start

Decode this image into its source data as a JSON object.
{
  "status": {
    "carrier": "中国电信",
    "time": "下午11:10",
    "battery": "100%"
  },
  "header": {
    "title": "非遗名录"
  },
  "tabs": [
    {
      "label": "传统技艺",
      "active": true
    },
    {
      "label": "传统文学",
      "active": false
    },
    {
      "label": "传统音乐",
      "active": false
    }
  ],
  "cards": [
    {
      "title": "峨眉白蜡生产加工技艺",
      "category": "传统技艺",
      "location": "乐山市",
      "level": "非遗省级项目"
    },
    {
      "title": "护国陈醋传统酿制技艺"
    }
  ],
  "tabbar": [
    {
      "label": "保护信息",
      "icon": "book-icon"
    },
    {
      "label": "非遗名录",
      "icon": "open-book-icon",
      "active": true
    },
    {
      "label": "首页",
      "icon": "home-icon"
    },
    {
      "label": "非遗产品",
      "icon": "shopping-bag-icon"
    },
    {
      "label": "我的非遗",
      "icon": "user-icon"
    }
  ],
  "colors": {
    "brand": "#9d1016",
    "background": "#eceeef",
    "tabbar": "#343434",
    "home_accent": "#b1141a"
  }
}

end

DIRECTIONS FOR THIS TASK →
Pull out each record as written and restate it exactly.

WRITTEN REPLY →
Decode this image into its source data as a JSON object.
{
  "status": {
    "carrier": "中国电信",
    "time": "下午11:10",
    "battery": "100%"
  },
  "header": {
    "title": "非遗名录"
  },
  "tabs": [
    {
      "label": "传统技艺",
      "active": true
    },
    {
      "label": "传统文学",
      "active": false
    },
    {
      "label": "传统音乐",
      "active": false
    }
  ],
  "cards": [
    {
      "title": "峨眉白蜡生产加工技艺",
      "category": "传统技艺",
      "location": "乐山市",
      "level": "非遗省级项目"
    },
    {
      "title": "护国陈醋传统酿制技艺"
    }
  ],
  "tabbar": [
    {
      "label": "保护信息",
      "icon": "book-icon"
    },
    {
      "label": "非遗名录",
      "icon": "open-book-icon",
      "active": true
    },
    {
      "label": "首页",
      "icon": "home-icon"
    },
    {
      "label": "非遗产品",
      "icon": "shopping-bag-icon"
    },
    {
      "label": "我的非遗",
      "icon": "user-icon"
    }
  ],
  "colors": {
    "brand": "#9d1016",
    "background": "#eceeef",
    "tabbar": "#343434",
    "home_accent": "#b1141a"
  }
}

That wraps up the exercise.